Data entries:
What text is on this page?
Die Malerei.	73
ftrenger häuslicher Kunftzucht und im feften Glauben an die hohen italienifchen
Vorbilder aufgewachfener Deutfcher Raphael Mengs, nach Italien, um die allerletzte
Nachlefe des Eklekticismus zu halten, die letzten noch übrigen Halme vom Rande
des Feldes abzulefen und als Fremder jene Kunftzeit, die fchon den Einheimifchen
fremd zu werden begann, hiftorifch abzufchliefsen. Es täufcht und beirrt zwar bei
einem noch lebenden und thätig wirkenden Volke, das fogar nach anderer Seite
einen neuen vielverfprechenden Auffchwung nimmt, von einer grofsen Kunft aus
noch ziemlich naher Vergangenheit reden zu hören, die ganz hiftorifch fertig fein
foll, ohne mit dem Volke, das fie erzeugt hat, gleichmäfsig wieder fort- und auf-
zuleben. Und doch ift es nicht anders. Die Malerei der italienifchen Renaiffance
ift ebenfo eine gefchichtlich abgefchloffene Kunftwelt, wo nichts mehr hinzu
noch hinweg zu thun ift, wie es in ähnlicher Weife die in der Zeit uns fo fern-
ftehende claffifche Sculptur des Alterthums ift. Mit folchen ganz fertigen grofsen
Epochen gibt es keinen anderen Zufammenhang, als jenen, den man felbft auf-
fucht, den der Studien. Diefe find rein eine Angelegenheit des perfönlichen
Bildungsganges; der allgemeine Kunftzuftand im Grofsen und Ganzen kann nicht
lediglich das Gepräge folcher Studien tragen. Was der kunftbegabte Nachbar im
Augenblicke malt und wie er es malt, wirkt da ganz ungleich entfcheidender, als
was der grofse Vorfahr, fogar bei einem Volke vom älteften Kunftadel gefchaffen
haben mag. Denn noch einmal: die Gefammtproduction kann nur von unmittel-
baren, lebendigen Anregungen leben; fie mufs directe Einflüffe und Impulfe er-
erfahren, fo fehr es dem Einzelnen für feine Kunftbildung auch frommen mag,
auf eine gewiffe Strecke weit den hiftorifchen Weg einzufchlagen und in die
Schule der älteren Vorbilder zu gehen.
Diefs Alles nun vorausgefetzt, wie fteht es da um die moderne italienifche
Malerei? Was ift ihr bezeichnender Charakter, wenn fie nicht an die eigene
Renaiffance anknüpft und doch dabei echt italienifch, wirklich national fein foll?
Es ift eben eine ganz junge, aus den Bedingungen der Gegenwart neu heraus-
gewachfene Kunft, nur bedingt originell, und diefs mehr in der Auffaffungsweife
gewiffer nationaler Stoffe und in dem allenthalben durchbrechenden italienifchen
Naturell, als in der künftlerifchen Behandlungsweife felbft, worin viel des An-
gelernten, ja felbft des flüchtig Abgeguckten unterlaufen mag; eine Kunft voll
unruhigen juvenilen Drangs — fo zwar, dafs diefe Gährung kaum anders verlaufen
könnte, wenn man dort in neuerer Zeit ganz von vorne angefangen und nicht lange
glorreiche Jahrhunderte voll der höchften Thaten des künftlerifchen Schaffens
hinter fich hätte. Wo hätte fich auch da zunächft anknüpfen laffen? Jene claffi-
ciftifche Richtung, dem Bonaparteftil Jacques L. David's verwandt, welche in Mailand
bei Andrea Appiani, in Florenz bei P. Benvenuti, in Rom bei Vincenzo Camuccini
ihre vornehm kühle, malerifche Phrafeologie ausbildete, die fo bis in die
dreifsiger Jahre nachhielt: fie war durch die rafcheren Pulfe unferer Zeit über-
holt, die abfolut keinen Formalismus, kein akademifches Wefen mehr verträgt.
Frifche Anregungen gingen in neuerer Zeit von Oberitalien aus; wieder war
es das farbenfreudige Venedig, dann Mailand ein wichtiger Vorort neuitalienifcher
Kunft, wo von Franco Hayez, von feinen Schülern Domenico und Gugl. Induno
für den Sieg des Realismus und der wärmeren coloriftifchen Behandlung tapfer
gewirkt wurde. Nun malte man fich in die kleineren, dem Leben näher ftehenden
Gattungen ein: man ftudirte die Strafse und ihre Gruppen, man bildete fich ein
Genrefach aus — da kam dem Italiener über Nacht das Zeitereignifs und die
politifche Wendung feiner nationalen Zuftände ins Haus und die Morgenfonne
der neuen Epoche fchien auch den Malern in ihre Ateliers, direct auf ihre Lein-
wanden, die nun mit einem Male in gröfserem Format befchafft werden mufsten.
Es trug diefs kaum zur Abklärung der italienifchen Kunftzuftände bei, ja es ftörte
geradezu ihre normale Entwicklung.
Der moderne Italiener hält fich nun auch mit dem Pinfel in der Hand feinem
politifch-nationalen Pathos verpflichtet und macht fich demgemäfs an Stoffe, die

Do this:
Each record above should be restated word for word.

Result of the exercise:
What text is on this page?
Die Malerei.	73
ftrenger häuslicher Kunftzucht und im feften Glauben an die hohen italienifchen
Vorbilder aufgewachfener Deutfcher Raphael Mengs, nach Italien, um die allerletzte
Nachlefe des Eklekticismus zu halten, die letzten noch übrigen Halme vom Rande
des Feldes abzulefen und als Fremder jene Kunftzeit, die fchon den Einheimifchen
fremd zu werden begann, hiftorifch abzufchliefsen. Es täufcht und beirrt zwar bei
einem noch lebenden und thätig wirkenden Volke, das fogar nach anderer Seite
einen neuen vielverfprechenden Auffchwung nimmt, von einer grofsen Kunft aus
noch ziemlich naher Vergangenheit reden zu hören, die ganz hiftorifch fertig fein
foll, ohne mit dem Volke, das fie erzeugt hat, gleichmäfsig wieder fort- und auf-
zuleben. Und doch ift es nicht anders. Die Malerei der italienifchen Renaiffance
ift ebenfo eine gefchichtlich abgefchloffene Kunftwelt, wo nichts mehr hinzu
noch hinweg zu thun ift, wie es in ähnlicher Weife die in der Zeit uns fo fern-
ftehende claffifche Sculptur des Alterthums ift. Mit folchen ganz fertigen grofsen
Epochen gibt es keinen anderen Zufammenhang, als jenen, den man felbft auf-
fucht, den der Studien. Diefe find rein eine Angelegenheit des perfönlichen
Bildungsganges; der allgemeine Kunftzuftand im Grofsen und Ganzen kann nicht
lediglich das Gepräge folcher Studien tragen. Was der kunftbegabte Nachbar im
Augenblicke malt und wie er es malt, wirkt da ganz ungleich entfcheidender, als
was der grofse Vorfahr, fogar bei einem Volke vom älteften Kunftadel gefchaffen
haben mag. Denn noch einmal: die Gefammtproduction kann nur von unmittel-
baren, lebendigen Anregungen leben; fie mufs directe Einflüffe und Impulfe er-
erfahren, fo fehr es dem Einzelnen für feine Kunftbildung auch frommen mag,
auf eine gewiffe Strecke weit den hiftorifchen Weg einzufchlagen und in die
Schule der älteren Vorbilder zu gehen.
Diefs Alles nun vorausgefetzt, wie fteht es da um die moderne italienifche
Malerei? Was ift ihr bezeichnender Charakter, wenn fie nicht an die eigene
Renaiffance anknüpft und doch dabei echt italienifch, wirklich national fein foll?
Es ift eben eine ganz junge, aus den Bedingungen der Gegenwart neu heraus-
gewachfene Kunft, nur bedingt originell, und diefs mehr in der Auffaffungsweife
gewiffer nationaler Stoffe und in dem allenthalben durchbrechenden italienifchen
Naturell, als in der künftlerifchen Behandlungsweife felbft, worin viel des An-
gelernten, ja felbft des flüchtig Abgeguckten unterlaufen mag; eine Kunft voll
unruhigen juvenilen Drangs — fo zwar, dafs diefe Gährung kaum anders verlaufen
könnte, wenn man dort in neuerer Zeit ganz von vorne angefangen und nicht lange
glorreiche Jahrhunderte voll der höchften Thaten des künftlerifchen Schaffens
hinter fich hätte. Wo hätte fich auch da zunächft anknüpfen laffen? Jene claffi-
ciftifche Richtung, dem Bonaparteftil Jacques L. David's verwandt, welche in Mailand
bei Andrea Appiani, in Florenz bei P. Benvenuti, in Rom bei Vincenzo Camuccini
ihre vornehm kühle, malerifche Phrafeologie ausbildete, die fo bis in die
dreifsiger Jahre nachhielt: fie war durch die rafcheren Pulfe unferer Zeit über-
holt, die abfolut keinen Formalismus, kein akademifches Wefen mehr verträgt.
Frifche Anregungen gingen in neuerer Zeit von Oberitalien aus; wieder war
es das farbenfreudige Venedig, dann Mailand ein wichtiger Vorort neuitalienifcher
Kunft, wo von Franco Hayez, von feinen Schülern Domenico und Gugl. Induno
für den Sieg des Realismus und der wärmeren coloriftifchen Behandlung tapfer
gewirkt wurde. Nun malte man fich in die kleineren, dem Leben näher ftehenden
Gattungen ein: man ftudirte die Strafse und ihre Gruppen, man bildete fich ein
Genrefach aus — da kam dem Italiener über Nacht das Zeitereignifs und die
politifche Wendung feiner nationalen Zuftände ins Haus und die Morgenfonne
der neuen Epoche fchien auch den Malern in ihre Ateliers, direct auf ihre Lein-
wanden, die nun mit einem Male in gröfserem Format befchafft werden mufsten.
Es trug diefs kaum zur Abklärung der italienifchen Kunftzuftände bei, ja es ftörte
geradezu ihre normale Entwicklung.
Der moderne Italiener hält fich nun auch mit dem Pinfel in der Hand feinem
politifch-nationalen Pathos verpflichtet und macht fich demgemäfs an Stoffe, die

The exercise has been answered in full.